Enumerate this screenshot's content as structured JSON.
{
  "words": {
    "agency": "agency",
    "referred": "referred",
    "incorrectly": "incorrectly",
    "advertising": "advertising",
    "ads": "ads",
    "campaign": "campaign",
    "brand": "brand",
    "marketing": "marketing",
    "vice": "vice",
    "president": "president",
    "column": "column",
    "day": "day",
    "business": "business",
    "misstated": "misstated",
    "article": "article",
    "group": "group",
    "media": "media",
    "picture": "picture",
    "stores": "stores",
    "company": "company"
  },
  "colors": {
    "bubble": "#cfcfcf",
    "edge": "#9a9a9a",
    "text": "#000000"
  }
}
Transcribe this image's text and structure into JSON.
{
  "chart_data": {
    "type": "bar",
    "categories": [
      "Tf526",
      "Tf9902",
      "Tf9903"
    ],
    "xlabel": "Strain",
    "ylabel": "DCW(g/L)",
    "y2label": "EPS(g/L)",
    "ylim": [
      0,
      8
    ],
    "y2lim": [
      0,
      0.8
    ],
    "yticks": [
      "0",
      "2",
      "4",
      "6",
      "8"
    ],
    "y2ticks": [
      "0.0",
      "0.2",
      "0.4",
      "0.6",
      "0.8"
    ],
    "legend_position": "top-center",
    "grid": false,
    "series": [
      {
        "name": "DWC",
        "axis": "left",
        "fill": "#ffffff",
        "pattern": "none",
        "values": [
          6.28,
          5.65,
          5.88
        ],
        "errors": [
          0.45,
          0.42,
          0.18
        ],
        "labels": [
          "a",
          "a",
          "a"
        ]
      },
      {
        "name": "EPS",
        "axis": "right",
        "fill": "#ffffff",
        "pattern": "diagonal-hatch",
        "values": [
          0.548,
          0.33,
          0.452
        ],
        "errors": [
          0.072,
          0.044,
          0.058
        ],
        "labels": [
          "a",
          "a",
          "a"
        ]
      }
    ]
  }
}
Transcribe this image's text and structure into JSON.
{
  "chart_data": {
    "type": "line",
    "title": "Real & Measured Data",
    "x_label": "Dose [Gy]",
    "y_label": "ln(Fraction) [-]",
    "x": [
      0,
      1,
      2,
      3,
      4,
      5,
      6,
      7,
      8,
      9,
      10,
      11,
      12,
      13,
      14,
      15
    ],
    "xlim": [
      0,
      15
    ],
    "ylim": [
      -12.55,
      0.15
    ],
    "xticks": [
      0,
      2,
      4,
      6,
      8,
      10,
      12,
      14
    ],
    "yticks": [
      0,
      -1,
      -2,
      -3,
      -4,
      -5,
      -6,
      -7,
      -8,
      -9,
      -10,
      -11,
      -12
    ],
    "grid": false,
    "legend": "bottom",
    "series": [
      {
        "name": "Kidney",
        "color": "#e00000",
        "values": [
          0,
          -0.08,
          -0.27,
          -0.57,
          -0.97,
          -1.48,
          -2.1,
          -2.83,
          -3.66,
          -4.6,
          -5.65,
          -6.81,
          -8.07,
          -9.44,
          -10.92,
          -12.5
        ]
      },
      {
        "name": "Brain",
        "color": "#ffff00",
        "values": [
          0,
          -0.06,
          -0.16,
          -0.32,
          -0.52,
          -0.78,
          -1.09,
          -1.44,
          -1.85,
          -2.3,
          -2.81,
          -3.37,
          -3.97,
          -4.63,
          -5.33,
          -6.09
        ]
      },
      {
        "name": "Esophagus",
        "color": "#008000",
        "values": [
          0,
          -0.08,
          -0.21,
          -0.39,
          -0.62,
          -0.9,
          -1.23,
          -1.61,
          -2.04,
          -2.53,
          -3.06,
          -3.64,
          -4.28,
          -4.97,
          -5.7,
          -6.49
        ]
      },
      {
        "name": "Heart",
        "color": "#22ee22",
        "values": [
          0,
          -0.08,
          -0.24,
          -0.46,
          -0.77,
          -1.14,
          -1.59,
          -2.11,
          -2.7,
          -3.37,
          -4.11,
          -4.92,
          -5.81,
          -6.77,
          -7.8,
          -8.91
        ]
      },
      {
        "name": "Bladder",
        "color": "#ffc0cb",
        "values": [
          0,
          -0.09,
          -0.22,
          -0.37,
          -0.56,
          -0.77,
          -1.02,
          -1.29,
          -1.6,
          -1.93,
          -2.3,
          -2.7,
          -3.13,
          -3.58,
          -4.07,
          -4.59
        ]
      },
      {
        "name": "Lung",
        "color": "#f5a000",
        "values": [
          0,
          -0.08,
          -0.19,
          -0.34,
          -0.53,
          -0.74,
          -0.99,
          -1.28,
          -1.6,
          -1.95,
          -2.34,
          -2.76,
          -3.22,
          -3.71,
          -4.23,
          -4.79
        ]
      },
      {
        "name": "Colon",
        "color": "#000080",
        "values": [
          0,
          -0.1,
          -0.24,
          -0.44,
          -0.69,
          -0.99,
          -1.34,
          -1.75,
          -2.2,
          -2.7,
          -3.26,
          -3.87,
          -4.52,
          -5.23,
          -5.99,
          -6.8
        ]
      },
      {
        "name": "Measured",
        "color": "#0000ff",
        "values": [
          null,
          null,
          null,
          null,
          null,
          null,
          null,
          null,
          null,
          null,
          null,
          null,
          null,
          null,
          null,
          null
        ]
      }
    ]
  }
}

* * *

### Task statement
Repeat the records above exactly as they appear.

### Answer below
Enumerate this screenshot's content as structured JSON.
{
  "words": {
    "agency": "agency",
    "referred": "referred",
    "incorrectly": "incorrectly",
    "advertising": "advertising",
    "ads": "ads",
    "campaign": "campaign",
    "brand": "brand",
    "marketing": "marketing",
    "vice": "vice",
    "president": "president",
    "column": "column",
    "day": "day",
    "business": "business",
    "misstated": "misstated",
    "article": "article",
    "group": "group",
    "media": "media",
    "picture": "picture",
    "stores": "stores",
    "company": "company"
  },
  "colors": {
    "bubble": "#cfcfcf",
    "edge": "#9a9a9a",
    "text": "#000000"
  }
}
Transcribe this image's text and structure into JSON.
{
  "chart_data": {
    "type": "bar",
    "categories": [
      "Tf526",
      "Tf9902",
      "Tf9903"
    ],
    "xlabel": "Strain",
    "ylabel": "DCW(g/L)",
    "y2label": "EPS(g/L)",
    "ylim": [
      0,
      8
    ],
    "y2lim": [
      0,
      0.8
    ],
    "yticks": [
      "0",
      "2",
      "4",
      "6",
      "8"
    ],
    "y2ticks": [
      "0.0",
      "0.2",
      "0.4",
      "0.6",
      "0.8"
    ],
    "legend_position": "top-center",
    "grid": false,
    "series": [
      {
        "name": "DWC",
        "axis": "left",
        "fill": "#ffffff",
        "pattern": "none",
        "values": [
          6.28,
          5.65,
          5.88
        ],
        "errors": [
          0.45,
          0.42,
          0.18
        ],
        "labels": [
          "a",
          "a",
          "a"
        ]
      },
      {
        "name": "EPS",
        "axis": "right",
        "fill": "#ffffff",
        "pattern": "diagonal-hatch",
        "values": [
          0.548,
          0.33,
          0.452
        ],
        "errors": [
          0.072,
          0.044,
          0.058
        ],
        "labels": [
          "a",
          "a",
          "a"
        ]
      }
    ]
  }
}
Transcribe this image's text and structure into JSON.
{
  "chart_data": {
    "type": "line",
    "title": "Real & Measured Data",
    "x_label": "Dose [Gy]",
    "y_label": "ln(Fraction) [-]",
    "x": [
      0,
      1,
      2,
      3,
      4,
      5,
      6,
      7,
      8,
      9,
      10,
      11,
      12,
      13,
      14,
      15
    ],
    "xlim": [
      0,
      15
    ],
    "ylim": [
      -12.55,
      0.15
    ],
    "xticks": [
      0,
      2,
      4,
      6,
      8,
      10,
      12,
      14
    ],
    "yticks": [
      0,
      -1,
      -2,
      -3,
      -4,
      -5,
      -6,
      -7,
      -8,
      -9,
      -10,
      -11,
      -12
    ],
    "grid": false,
    "legend": "bottom",
    "series": [
      {
        "name": "Kidney",
        "color": "#e00000",
        "values": [
          0,
          -0.08,
          -0.27,
          -0.57,
          -0.97,
          -1.48,
          -2.1,
          -2.83,
          -3.66,
          -4.6,
          -5.65,
          -6.81,
          -8.07,
          -9.44,
          -10.92,
          -12.5
        ]
      },
      {
        "name": "Brain",
        "color": "#ffff00",
        "values": [
          0,
          -0.06,
          -0.16,
          -0.32,
          -0.52,
          -0.78,
          -1.09,
          -1.44,
          -1.85,
          -2.3,
          -2.81,
          -3.37,
          -3.97,
          -4.63,
          -5.33,
          -6.09
        ]
      },
      {
        "name": "Esophagus",
        "color": "#008000",
        "values": [
          0,
          -0.08,
          -0.21,
          -0.39,
          -0.62,
          -0.9,
          -1.23,
          -1.61,
          -2.04,
          -2.53,
          -3.06,
          -3.64,
          -4.28,
          -4.97,
          -5.7,
          -6.49
        ]
      },
      {
        "name": "Heart",
        "color": "#22ee22",
        "values": [
          0,
          -0.08,
          -0.24,
          -0.46,
          -0.77,
          -1.14,
          -1.59,
          -2.11,
          -2.7,
          -3.37,
          -4.11,
          -4.92,
          -5.81,
          -6.77,
          -7.8,
          -8.91
        ]
      },
      {
        "name": "Bladder",
        "color": "#ffc0cb",
        "values": [
          0,
          -0.09,
          -0.22,
          -0.37,
          -0.56,
          -0.77,
          -1.02,
          -1.29,
          -1.6,
          -1.93,
          -2.3,
          -2.7,
          -3.13,
          -3.58,
          -4.07,
          -4.59
        ]
      },
      {
        "name": "Lung",
        "color": "#f5a000",
        "values": [
          0,
          -0.08,
          -0.19,
          -0.34,
          -0.53,
          -0.74,
          -0.99,
          -1.28,
          -1.6,
          -1.95,
          -2.34,
          -2.76,
          -3.22,
          -3.71,
          -4.23,
          -4.79
        ]
      },
      {
        "name": "Colon",
        "color": "#000080",
        "values": [
          0,
          -0.1,
          -0.24,
          -0.44,
          -0.69,
          -0.99,
          -1.34,
          -1.75,
          -2.2,
          -2.7,
          -3.26,
          -3.87,
          -4.52,
          -5.23,
          -5.99,
          -6.8
        ]
      },
      {
        "name": "Measured",
        "color": "#0000ff",
        "values": [
          null,
          null,
          null,
          null,
          null,
          null,
          null,
          null,
          null,
          null,
          null,
          null,
          null,
          null,
          null,
          null
        ]
      }
    ]
  }
}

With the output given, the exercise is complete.